### REQUIREMENTS:
Comb through the entries for "badge" and pull out each line that holds it.

### RECORDS SUPPLIED:

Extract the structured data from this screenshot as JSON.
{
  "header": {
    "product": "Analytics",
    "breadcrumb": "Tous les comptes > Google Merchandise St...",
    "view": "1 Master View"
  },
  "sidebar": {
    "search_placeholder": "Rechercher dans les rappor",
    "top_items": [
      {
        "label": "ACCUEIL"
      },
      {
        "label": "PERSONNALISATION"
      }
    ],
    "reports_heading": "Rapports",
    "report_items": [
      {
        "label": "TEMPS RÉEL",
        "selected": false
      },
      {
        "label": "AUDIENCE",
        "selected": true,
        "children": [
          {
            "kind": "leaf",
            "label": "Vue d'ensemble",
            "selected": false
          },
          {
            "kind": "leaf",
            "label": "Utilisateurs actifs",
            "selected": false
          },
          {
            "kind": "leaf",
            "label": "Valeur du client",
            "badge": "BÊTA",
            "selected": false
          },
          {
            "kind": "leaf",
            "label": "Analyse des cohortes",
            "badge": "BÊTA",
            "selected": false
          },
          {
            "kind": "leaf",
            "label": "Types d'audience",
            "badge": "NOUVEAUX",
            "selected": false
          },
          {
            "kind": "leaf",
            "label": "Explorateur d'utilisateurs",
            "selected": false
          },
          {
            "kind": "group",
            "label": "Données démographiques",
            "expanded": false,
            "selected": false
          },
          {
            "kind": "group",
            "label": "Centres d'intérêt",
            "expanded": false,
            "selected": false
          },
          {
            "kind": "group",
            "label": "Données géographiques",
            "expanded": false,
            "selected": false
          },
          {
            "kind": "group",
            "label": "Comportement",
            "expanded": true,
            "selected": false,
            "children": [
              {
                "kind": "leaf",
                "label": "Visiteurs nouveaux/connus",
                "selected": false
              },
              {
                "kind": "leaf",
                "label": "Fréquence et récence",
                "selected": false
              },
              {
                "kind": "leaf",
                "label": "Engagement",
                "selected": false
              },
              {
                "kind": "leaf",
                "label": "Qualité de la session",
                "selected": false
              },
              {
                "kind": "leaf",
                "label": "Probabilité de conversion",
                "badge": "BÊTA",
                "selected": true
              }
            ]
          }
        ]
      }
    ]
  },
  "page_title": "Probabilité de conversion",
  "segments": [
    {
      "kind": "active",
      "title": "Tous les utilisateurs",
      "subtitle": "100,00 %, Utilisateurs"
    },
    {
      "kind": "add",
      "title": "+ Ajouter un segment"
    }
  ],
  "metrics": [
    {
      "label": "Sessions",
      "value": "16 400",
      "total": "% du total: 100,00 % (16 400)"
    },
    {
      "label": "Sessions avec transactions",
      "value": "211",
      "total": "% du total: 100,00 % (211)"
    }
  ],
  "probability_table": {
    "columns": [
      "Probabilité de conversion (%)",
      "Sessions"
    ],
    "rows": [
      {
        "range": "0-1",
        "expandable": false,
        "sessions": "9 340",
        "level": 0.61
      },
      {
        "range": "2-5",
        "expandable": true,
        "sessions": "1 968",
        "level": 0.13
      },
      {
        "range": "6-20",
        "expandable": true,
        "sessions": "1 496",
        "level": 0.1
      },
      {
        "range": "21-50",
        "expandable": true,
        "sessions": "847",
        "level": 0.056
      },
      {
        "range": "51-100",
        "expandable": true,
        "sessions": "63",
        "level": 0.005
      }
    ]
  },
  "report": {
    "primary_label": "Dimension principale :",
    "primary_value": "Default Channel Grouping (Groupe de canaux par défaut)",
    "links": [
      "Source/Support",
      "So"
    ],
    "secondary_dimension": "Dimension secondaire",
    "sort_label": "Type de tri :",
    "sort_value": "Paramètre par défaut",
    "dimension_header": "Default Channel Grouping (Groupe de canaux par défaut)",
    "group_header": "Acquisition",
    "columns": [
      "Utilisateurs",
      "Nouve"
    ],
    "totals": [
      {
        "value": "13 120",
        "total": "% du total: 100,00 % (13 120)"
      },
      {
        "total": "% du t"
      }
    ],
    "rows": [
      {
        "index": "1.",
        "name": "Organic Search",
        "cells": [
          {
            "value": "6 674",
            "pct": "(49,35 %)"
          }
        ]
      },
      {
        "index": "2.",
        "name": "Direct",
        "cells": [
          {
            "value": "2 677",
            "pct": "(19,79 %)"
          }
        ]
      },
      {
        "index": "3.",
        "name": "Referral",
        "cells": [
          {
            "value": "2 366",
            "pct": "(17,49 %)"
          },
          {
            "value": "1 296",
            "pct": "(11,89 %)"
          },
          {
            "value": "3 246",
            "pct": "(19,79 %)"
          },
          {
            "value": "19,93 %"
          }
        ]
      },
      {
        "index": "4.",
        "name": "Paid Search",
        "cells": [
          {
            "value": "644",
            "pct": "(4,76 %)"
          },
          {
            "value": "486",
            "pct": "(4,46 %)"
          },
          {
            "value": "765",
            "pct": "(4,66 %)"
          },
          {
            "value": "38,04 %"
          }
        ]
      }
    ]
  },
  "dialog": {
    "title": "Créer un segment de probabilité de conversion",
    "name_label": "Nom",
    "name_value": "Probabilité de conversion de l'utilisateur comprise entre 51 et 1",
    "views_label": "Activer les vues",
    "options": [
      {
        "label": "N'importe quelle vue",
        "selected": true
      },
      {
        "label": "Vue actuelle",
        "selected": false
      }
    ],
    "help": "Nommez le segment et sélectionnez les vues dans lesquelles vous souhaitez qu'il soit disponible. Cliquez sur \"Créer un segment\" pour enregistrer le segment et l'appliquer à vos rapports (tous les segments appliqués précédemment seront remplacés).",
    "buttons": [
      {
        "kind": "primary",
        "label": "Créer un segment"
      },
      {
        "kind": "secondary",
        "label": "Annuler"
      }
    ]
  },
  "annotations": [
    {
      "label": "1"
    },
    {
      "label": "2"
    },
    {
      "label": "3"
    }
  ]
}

### FINISHED TASK:
            "badge": "BÊTA",
            "badge": "BÊTA",
            "badge": "NOUVEAUX",
                "badge": "BÊTA",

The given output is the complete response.